RECORDS TO PROCESS:
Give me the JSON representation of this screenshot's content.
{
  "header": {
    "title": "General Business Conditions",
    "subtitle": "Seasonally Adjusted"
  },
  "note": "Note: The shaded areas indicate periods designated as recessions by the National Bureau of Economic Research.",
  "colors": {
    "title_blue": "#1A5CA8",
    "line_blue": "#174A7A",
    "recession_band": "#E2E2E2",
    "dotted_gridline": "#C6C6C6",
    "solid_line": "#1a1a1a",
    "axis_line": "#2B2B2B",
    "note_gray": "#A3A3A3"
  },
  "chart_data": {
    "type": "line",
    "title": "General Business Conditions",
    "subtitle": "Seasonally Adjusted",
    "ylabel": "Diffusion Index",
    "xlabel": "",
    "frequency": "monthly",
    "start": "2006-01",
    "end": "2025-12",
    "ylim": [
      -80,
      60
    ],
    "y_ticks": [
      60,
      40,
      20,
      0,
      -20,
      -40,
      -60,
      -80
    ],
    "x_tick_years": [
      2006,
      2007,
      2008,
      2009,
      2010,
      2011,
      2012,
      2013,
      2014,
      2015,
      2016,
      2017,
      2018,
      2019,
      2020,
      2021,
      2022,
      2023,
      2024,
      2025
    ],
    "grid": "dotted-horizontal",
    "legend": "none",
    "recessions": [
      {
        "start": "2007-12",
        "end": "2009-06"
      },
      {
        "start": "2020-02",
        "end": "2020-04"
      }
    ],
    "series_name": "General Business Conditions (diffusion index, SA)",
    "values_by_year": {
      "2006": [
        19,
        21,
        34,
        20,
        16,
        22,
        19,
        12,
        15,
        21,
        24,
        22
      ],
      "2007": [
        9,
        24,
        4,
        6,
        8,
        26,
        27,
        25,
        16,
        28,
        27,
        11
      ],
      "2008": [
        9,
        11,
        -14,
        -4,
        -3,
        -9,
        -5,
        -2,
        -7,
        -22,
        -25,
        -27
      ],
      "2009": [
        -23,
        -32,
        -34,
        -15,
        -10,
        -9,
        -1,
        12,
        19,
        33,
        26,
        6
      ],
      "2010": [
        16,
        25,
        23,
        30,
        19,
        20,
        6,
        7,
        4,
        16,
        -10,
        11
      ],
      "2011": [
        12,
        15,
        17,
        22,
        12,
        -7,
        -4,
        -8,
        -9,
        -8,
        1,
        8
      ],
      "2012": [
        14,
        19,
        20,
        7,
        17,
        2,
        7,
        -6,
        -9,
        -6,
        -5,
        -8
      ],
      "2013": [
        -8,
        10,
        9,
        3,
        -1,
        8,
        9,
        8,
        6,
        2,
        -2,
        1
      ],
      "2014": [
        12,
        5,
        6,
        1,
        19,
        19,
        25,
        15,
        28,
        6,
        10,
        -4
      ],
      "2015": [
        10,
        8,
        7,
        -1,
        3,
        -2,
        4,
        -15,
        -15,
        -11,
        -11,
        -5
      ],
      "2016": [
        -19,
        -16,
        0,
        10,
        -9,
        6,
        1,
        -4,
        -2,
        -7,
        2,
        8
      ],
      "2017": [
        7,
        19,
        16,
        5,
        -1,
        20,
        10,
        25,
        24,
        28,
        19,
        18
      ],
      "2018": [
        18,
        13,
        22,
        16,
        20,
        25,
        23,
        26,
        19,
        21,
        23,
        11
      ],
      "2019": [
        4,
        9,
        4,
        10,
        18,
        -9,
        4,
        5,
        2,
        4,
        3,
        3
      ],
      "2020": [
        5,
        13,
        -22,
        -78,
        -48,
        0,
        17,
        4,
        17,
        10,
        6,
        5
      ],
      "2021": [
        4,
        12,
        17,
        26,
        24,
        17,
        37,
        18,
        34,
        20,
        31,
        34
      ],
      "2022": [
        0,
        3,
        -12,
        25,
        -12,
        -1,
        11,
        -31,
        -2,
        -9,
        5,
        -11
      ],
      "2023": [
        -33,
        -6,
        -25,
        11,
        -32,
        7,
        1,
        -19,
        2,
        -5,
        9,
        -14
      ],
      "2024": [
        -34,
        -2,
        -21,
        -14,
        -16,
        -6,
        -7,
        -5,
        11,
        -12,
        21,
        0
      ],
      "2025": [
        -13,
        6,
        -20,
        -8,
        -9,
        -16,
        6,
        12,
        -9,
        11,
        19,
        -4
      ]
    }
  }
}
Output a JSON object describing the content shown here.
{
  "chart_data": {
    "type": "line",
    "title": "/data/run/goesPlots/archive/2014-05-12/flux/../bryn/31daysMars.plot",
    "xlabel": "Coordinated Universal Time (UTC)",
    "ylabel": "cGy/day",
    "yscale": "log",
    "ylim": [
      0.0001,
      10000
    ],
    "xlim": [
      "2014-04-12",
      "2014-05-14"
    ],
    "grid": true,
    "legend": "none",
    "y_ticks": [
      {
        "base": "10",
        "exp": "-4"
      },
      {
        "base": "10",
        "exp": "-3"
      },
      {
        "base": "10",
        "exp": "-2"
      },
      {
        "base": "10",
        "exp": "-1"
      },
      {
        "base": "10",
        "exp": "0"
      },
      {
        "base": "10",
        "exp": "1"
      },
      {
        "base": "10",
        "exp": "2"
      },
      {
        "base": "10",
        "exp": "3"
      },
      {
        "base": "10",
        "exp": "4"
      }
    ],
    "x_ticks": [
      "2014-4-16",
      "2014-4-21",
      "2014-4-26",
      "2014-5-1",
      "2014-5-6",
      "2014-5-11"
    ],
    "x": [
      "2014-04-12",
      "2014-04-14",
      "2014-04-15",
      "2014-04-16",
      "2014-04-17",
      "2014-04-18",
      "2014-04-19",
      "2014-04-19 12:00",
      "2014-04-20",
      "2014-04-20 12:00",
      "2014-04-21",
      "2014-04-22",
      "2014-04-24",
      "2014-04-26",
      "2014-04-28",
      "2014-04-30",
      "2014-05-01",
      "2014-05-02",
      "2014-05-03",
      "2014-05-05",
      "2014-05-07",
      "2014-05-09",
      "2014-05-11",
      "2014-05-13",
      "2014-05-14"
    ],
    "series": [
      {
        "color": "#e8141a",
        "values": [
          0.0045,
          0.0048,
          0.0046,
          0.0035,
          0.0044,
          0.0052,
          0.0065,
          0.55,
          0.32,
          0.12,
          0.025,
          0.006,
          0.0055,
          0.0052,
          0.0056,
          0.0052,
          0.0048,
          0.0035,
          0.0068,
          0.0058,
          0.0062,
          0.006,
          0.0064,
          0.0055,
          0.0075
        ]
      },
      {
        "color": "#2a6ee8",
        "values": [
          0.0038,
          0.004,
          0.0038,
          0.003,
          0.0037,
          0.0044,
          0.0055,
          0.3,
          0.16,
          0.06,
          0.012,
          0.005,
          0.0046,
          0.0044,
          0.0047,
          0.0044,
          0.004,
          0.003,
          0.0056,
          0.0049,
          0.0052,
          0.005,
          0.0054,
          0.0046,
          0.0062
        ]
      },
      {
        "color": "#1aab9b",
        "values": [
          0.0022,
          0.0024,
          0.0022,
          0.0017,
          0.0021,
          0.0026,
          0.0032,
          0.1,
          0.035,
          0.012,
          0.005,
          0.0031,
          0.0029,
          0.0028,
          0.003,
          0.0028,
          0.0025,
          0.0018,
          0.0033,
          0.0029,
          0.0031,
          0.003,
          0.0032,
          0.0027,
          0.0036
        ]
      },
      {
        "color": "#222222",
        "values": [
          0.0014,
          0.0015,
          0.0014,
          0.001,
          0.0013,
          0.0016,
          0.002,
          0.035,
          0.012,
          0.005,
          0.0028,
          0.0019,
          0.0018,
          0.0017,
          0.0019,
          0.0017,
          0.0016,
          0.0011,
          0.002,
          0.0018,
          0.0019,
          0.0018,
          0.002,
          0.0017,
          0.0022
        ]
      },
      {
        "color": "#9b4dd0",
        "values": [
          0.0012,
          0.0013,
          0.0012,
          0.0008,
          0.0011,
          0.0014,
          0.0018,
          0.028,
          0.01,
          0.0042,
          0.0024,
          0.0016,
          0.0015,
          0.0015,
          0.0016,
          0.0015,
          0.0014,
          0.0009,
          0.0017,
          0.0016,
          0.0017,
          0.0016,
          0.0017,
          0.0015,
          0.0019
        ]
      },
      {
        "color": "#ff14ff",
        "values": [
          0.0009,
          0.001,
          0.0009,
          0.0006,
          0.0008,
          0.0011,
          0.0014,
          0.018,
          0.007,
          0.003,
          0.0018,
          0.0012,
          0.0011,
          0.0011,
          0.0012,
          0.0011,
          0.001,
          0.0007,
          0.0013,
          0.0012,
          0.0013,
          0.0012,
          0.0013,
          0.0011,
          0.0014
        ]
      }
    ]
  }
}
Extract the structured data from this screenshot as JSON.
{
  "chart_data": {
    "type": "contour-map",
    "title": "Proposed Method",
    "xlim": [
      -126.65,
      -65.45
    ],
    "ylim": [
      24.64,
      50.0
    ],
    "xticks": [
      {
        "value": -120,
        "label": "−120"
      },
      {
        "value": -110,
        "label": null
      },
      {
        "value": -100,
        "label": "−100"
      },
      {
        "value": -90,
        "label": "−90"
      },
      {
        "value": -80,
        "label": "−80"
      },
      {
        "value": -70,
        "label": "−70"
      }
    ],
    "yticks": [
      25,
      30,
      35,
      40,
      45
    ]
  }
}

WHAT TO WORK ON: From the line containing "Extract the structured" down to the last line, reproduce the records exactly. Include both ends.

RESULT OF THIS EXERCISE:
Extract the structured data from this screenshot as JSON.
{
  "chart_data": {
    "type": "contour-map",
    "title": "Proposed Method",
    "xlim": [
      -126.65,
      -65.45
    ],
    "ylim": [
      24.64,
      50.0
    ],
    "xticks": [
      {
        "value": -120,
        "label": "−120"
      },
      {
        "value": -110,
        "label": null
      },
      {
        "value": -100,
        "label": "−100"
      },
      {
        "value": -90,
        "label": "−90"
      },
      {
        "value": -80,
        "label": "−80"
      },
      {
        "value": -70,
        "label": "−70"
      }
    ],
    "yticks": [
      25,
      30,
      35,
      40,
      45
    ]
  }
}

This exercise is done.